§ **Data extract**
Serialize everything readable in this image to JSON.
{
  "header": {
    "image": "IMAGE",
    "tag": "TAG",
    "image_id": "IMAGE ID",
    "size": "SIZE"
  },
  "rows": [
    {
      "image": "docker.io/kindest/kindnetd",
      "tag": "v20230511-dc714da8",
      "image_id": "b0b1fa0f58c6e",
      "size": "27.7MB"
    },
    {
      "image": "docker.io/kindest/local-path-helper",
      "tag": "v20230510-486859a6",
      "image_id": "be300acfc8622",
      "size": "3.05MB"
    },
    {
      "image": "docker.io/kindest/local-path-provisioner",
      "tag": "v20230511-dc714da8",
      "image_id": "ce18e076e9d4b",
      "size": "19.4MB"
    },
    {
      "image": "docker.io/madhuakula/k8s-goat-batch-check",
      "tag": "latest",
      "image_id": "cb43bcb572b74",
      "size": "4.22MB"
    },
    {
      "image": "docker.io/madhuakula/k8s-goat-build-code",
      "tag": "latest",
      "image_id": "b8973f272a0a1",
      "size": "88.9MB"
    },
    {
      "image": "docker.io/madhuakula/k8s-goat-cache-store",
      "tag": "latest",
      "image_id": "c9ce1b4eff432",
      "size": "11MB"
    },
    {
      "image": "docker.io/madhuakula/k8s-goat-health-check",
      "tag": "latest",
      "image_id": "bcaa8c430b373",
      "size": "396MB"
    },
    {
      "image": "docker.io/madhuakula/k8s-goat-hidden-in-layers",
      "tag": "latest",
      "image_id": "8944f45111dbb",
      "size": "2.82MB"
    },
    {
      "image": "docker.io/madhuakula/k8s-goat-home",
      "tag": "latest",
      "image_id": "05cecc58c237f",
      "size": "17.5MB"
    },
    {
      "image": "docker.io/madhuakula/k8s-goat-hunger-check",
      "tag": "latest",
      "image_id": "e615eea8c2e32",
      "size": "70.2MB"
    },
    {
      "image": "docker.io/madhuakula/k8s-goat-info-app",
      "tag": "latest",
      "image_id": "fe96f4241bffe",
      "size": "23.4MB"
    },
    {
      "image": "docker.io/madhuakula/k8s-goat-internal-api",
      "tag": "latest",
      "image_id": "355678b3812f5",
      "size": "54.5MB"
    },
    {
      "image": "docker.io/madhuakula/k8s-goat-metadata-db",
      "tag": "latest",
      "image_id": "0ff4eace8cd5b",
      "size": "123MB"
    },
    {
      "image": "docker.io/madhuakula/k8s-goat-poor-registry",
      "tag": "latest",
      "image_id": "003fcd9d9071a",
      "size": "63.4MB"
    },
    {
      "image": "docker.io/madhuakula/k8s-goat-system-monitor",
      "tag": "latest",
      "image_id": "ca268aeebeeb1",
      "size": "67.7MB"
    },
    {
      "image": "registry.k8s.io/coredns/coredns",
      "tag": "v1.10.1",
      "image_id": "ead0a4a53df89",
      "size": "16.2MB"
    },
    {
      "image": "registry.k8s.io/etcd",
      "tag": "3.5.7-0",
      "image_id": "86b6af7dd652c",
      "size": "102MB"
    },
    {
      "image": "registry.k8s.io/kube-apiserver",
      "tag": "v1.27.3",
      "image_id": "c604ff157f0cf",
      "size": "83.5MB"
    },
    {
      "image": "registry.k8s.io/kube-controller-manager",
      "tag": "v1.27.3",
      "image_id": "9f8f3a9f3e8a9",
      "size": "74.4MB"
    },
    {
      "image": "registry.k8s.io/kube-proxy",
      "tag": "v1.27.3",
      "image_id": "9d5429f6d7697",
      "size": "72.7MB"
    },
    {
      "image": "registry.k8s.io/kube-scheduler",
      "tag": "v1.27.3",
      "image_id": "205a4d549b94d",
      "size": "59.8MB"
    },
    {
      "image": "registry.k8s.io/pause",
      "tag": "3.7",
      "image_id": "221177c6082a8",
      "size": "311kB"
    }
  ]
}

§ **What you should do**
Copy the records above exactly.

§ **Exercise output**
Serialize everything readable in this image to JSON.
{
  "header": {
    "image": "IMAGE",
    "tag": "TAG",
    "image_id": "IMAGE ID",
    "size": "SIZE"
  },
  "rows": [
    {
      "image": "docker.io/kindest/kindnetd",
      "tag": "v20230511-dc714da8",
      "image_id": "b0b1fa0f58c6e",
      "size": "27.7MB"
    },
    {
      "image": "docker.io/kindest/local-path-helper",
      "tag": "v20230510-486859a6",
      "image_id": "be300acfc8622",
      "size": "3.05MB"
    },
    {
      "image": "docker.io/kindest/local-path-provisioner",
      "tag": "v20230511-dc714da8",
      "image_id": "ce18e076e9d4b",
      "size": "19.4MB"
    },
    {
      "image": "docker.io/madhuakula/k8s-goat-batch-check",
      "tag": "latest",
      "image_id": "cb43bcb572b74",
      "size": "4.22MB"
    },
    {
      "image": "docker.io/madhuakula/k8s-goat-build-code",
      "tag": "latest",
      "image_id": "b8973f272a0a1",
      "size": "88.9MB"
    },
    {
      "image": "docker.io/madhuakula/k8s-goat-cache-store",
      "tag": "latest",
      "image_id": "c9ce1b4eff432",
      "size": "11MB"
    },
    {
      "image": "docker.io/madhuakula/k8s-goat-health-check",
      "tag": "latest",
      "image_id": "bcaa8c430b373",
      "size": "396MB"
    },
    {
      "image": "docker.io/madhuakula/k8s-goat-hidden-in-layers",
      "tag": "latest",
      "image_id": "8944f45111dbb",
      "size": "2.82MB"
    },
    {
      "image": "docker.io/madhuakula/k8s-goat-home",
      "tag": "latest",
      "image_id": "05cecc58c237f",
      "size": "17.5MB"
    },
    {
      "image": "docker.io/madhuakula/k8s-goat-hunger-check",
      "tag": "latest",
      "image_id": "e615eea8c2e32",
      "size": "70.2MB"
    },
    {
      "image": "docker.io/madhuakula/k8s-goat-info-app",
      "tag": "latest",
      "image_id": "fe96f4241bffe",
      "size": "23.4MB"
    },
    {
      "image": "docker.io/madhuakula/k8s-goat-internal-api",
      "tag": "latest",
      "image_id": "355678b3812f5",
      "size": "54.5MB"
    },
    {
      "image": "docker.io/madhuakula/k8s-goat-metadata-db",
      "tag": "latest",
      "image_id": "0ff4eace8cd5b",
      "size": "123MB"
    },
    {
      "image": "docker.io/madhuakula/k8s-goat-poor-registry",
      "tag": "latest",
      "image_id": "003fcd9d9071a",
      "size": "63.4MB"
    },
    {
      "image": "docker.io/madhuakula/k8s-goat-system-monitor",
      "tag": "latest",
      "image_id": "ca268aeebeeb1",
      "size": "67.7MB"
    },
    {
      "image": "registry.k8s.io/coredns/coredns",
      "tag": "v1.10.1",
      "image_id": "ead0a4a53df89",
      "size": "16.2MB"
    },
    {
      "image": "registry.k8s.io/etcd",
      "tag": "3.5.7-0",
      "image_id": "86b6af7dd652c",
      "size": "102MB"
    },
    {
      "image": "registry.k8s.io/kube-apiserver",
      "tag": "v1.27.3",
      "image_id": "c604ff157f0cf",
      "size": "83.5MB"
    },
    {
      "image": "registry.k8s.io/kube-controller-manager",
      "tag": "v1.27.3",
      "image_id": "9f8f3a9f3e8a9",
      "size": "74.4MB"
    },
    {
      "image": "registry.k8s.io/kube-proxy",
      "tag": "v1.27.3",
      "image_id": "9d5429f6d7697",
      "size": "72.7MB"
    },
    {
      "image": "registry.k8s.io/kube-scheduler",
      "tag": "v1.27.3",
      "image_id": "205a4d549b94d",
      "size": "59.8MB"
    },
    {
      "image": "registry.k8s.io/pause",
      "tag": "3.7",
      "image_id": "221177c6082a8",
      "size": "311kB"
    }
  ]
}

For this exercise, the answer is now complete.